Consegna 1:
Traduci in inglese questa frase del testo su Morbidelli e Dovizioso: "È proprio a quel Gran Premio d’Austria che risale, ad oggi, l’ultima vittoria di Andrea Dovizioso."
Consegna 2:
Prosegui il testo su Morbidelli e Dovizioso, partendo dopo la sua ultima frase.

Testo:
Franco Morbidelli, classe 1994, figlio di padre romano e madre brasiliana, campione di Moto 2 nel 2017, è reduce dalla seconda vittoria in carriera, ottenuta nel Gran Premio di Teruel, ad Aragon: un monologo impressionante, in una gara dominata dal primo all’ultimo metro, a testimonianza del giusto feeling che il quasi ventiseienne azzurro pare aver trovato con la sua Yamaha Petronas M1, diversamente dal suo compagno di scuderia Quartararo, in grave difficoltà negli ultimi appuntamenti con l’usura delle gomme. Grande lavoratore, dotato di un’invidiabile professionalità, l’italo-brasiliano è l’esempio di come sia possibile crescere in maniera continua, fino a giocarsi un mondiale, pur non avendo l’estro sfacciato e il talento cristallino di Marquez, Rossi o Stoner (a mio avviso, i tre motociclisti ad oggi più forti del secolo). Dopo due annate sottotono, complice il salto di categoria effettuato dalla Moto 2 nel 2018, il pupillo di Valentino, nonché allievo della VR46 Riders Academy, ha cambiato marcia in questa stagione, sfruttando tutti i consigli del Dottore. Adesso è quarto con 112 punti, ma è lecito chiedersi dove Franco sarebbe in classifica senza la rottura del motore a Jerez e il ritiro dovuto allo spaventoso incidente con il francese Johann Zarco nel GP di Spielberg (Austria).
È proprio a quel Gran Premio d’Austria che risale, ad oggi, l’ultima vittoria di Andrea Dovizioso. Il ducatista ha iniziato la stagione offrendo una buona continuità di risultati, confermandosi come l’anti Quartararo (che pareva essere il favorito dopo le due vittorie iniziali in altrettante gare), assieme a Viñales. Dopo essere stato leader del campionato, seppur per un breve periodo, il trentaquattrenne forlivese ha progressivamente perso il giusto assetto, faticando oltremodo nelle ultime apparizioni e trovandosi a fare i conti con una Ducati Desmosedici capricciosa nella gestione gomme e difficile da condurre nei tratti più guidati. Tuttavia, tra quelli che occupano le prime posizioni, Dovi è sicuramente l’uomo con più esperienza da mettere in campo, accumulata nelle sfide epiche contro Marquez. Inoltre ha concluso gli ultimi tre campionati da vice campione del mondo e Valencia è circuito a lui gradito, come testimonia la vittoria nel 2018: tutti indizi che permettono di rispondere al perché il nostro portacolori potrà giocarsi il mondiale. Senza un sedile per la prossima stagione (Ducati infatti non ha rinnovato il contratto; si parla però del suo possibile avvento in Yamaha nel 2021 come collaudatore), Dovizioso vorrà sfruttare al massimo quella che potrebbe essere l’ultima chance della carriera per mettere in bacheca il titolo di campione del mondo.

[Dati di previsione dei riquadri di delimitazione]
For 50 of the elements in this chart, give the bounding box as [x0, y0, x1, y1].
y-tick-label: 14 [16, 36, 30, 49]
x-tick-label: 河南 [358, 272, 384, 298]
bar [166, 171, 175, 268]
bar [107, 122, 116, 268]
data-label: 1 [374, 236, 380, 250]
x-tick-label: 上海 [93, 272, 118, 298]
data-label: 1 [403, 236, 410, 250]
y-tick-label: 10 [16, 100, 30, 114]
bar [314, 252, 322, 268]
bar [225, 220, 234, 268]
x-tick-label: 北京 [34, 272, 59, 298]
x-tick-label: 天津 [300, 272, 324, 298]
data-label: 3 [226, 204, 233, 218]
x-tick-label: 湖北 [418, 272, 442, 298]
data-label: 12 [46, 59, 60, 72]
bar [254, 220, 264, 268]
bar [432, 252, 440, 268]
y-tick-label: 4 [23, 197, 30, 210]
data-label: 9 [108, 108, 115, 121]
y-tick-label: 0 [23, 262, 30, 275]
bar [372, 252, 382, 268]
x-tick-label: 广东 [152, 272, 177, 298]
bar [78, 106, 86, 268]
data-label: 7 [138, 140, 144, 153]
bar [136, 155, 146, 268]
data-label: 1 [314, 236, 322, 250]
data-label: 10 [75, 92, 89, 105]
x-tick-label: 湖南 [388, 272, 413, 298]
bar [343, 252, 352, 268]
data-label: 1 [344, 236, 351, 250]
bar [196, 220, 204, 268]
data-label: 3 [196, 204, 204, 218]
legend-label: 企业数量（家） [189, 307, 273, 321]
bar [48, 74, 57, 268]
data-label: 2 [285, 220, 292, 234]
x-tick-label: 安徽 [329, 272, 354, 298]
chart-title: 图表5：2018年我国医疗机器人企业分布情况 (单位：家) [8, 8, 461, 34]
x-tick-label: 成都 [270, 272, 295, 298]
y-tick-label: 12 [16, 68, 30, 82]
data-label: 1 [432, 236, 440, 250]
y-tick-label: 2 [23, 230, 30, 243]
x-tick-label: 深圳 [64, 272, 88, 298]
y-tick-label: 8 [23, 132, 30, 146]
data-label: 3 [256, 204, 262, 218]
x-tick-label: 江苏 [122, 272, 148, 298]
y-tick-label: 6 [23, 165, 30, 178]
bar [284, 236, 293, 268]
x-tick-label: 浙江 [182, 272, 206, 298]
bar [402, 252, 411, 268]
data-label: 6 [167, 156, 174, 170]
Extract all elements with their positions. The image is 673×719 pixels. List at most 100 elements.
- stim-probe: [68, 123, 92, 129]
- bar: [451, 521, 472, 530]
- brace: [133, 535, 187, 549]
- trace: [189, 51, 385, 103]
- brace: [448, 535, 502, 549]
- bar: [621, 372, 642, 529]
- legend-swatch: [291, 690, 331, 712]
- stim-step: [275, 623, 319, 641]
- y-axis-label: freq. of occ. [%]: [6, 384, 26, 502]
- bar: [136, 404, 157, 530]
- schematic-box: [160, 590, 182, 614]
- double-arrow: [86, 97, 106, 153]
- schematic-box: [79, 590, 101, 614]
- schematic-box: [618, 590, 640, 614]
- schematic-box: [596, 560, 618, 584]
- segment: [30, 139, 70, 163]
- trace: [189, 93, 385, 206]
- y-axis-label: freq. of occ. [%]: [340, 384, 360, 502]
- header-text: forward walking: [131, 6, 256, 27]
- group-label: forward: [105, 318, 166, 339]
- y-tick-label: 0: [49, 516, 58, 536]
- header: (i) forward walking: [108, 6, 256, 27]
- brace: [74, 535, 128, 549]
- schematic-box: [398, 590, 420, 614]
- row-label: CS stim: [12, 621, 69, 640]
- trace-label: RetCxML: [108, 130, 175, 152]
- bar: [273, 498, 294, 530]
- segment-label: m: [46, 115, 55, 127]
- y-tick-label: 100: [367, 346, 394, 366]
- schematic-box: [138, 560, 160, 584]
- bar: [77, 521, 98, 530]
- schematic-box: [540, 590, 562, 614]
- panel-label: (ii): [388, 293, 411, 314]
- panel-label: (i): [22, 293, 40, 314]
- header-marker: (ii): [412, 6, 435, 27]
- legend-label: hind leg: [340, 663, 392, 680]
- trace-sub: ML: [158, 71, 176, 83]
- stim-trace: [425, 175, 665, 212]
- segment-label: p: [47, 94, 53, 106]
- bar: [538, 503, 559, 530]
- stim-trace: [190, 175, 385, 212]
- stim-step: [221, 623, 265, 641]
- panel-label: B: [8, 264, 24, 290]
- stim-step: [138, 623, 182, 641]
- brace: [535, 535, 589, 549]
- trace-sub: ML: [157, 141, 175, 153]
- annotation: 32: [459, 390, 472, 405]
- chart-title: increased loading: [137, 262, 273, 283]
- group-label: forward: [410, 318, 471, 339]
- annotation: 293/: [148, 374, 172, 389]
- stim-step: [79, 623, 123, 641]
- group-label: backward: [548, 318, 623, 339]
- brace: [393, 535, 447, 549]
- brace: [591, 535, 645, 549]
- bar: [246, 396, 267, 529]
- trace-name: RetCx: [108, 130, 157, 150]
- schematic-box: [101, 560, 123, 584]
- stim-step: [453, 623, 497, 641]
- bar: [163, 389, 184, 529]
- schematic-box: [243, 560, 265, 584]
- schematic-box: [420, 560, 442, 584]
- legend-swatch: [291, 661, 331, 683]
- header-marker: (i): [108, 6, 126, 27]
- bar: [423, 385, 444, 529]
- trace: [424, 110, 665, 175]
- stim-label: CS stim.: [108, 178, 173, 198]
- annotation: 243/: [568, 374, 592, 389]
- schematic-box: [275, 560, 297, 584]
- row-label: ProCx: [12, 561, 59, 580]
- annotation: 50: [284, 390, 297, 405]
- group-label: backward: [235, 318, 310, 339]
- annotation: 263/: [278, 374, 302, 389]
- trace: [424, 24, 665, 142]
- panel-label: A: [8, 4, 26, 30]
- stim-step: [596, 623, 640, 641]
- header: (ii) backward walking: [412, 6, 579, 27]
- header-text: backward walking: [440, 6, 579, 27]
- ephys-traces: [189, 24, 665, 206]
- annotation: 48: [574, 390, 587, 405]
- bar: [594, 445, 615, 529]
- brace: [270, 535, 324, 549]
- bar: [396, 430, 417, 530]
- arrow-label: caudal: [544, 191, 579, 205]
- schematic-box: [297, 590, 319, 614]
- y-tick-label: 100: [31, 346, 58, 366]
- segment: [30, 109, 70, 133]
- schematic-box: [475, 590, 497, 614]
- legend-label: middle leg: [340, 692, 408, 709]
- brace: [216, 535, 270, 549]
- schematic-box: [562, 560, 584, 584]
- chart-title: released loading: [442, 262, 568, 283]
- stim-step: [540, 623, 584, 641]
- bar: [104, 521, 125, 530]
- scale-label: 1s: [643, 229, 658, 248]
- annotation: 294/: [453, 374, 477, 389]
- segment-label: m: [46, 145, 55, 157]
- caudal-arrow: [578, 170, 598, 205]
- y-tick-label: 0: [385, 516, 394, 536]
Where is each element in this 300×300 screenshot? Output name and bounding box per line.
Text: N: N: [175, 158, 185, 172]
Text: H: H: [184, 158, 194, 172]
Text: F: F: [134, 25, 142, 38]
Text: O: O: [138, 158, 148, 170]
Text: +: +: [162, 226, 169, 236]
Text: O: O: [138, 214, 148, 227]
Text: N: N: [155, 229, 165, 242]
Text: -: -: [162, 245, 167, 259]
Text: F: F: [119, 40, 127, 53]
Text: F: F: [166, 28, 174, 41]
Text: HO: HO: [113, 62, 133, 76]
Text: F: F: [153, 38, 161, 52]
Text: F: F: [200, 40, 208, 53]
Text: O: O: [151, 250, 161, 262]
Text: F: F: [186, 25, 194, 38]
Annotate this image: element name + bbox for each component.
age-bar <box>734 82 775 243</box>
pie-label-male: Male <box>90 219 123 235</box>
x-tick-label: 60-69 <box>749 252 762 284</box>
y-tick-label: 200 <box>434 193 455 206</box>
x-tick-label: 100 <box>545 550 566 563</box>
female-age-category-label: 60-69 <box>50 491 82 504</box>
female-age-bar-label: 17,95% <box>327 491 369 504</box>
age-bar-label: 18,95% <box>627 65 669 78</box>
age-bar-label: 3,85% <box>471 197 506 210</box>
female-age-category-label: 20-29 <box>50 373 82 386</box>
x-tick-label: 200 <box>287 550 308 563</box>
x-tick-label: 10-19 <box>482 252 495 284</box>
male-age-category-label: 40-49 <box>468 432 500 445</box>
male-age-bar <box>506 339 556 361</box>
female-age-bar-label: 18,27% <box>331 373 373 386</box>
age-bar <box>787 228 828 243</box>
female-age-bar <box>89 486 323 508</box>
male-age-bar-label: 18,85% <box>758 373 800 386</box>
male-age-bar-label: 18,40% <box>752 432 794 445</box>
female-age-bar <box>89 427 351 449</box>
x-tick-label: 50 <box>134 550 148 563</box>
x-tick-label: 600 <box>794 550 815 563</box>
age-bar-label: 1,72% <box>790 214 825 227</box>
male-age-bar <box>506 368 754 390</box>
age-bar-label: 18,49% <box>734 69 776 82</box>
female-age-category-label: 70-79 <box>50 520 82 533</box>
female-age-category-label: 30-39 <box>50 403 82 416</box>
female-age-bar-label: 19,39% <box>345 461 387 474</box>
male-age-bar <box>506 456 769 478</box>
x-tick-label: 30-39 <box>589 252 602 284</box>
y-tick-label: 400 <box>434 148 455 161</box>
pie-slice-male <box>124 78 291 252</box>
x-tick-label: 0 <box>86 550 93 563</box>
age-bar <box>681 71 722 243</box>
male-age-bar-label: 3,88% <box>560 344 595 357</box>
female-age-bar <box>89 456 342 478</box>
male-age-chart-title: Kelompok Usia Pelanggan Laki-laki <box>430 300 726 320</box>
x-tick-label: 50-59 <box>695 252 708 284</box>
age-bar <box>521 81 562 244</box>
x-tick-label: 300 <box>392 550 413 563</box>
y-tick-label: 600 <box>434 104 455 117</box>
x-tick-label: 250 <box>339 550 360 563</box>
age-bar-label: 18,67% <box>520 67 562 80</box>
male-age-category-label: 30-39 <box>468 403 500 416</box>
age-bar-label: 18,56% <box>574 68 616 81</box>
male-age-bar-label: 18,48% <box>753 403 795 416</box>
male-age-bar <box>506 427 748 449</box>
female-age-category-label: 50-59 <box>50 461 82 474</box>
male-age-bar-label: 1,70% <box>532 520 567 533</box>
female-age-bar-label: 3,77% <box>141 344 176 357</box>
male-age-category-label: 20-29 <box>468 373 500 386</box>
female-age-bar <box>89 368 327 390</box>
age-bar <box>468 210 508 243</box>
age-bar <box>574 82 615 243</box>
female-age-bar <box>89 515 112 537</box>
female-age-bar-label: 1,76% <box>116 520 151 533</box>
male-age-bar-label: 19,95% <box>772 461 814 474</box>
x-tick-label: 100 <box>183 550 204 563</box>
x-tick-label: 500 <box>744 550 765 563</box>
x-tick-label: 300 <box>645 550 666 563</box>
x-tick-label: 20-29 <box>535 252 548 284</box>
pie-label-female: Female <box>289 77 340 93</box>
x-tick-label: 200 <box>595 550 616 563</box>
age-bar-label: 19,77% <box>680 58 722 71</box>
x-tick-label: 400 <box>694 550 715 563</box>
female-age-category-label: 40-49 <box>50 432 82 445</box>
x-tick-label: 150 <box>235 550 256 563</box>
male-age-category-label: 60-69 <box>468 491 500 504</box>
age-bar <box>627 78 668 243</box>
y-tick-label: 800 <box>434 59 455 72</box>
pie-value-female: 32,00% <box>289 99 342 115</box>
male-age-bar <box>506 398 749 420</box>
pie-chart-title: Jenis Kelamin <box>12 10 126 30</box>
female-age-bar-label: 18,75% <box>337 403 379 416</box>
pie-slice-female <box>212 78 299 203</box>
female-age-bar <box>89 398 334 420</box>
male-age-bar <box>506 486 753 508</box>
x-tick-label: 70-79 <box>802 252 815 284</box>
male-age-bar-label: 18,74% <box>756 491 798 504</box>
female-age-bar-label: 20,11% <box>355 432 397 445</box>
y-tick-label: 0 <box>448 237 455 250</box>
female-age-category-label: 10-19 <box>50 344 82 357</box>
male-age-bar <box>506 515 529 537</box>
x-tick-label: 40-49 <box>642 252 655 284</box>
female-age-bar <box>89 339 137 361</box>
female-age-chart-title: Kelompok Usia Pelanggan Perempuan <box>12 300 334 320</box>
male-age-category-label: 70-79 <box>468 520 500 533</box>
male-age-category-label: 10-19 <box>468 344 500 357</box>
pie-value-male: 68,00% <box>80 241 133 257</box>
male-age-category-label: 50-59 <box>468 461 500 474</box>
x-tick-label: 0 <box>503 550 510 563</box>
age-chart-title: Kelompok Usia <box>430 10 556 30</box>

Risposta 1:
It is to that very Austrian Grand Prix that Andrea Dovizioso's most recent win, to date, goes back.

Risposta 2:
I bookmakers, tuttavia, danno come candidato numero uno alla vittoria finale, vista la costanza di rendimento, Joan Mir (5 podi nelle ultime 6 gare, ma mai sul gradino più alto in carriera) e in seconda battuta il transalpino di origini siciliane Quartararo (3 successi finora nel 2020, nessuno come lui in stagione). Nonostante i pronostici, Morbidelli e Dovizioso ci proveranno fino alla fine. L’occasione è troppo ghiotta per farsela sfuggire. Si prospetta un finale da urlo, un arrivo in volata fino a Portimao, alla prima edizione in MotoGP, gara che potrebbe risultare, per questo motivo, la più equilibrata del calendario nel momento clou della stagione. Vietato mollare: ora come non mai vale il motto del “Chi osa vince”.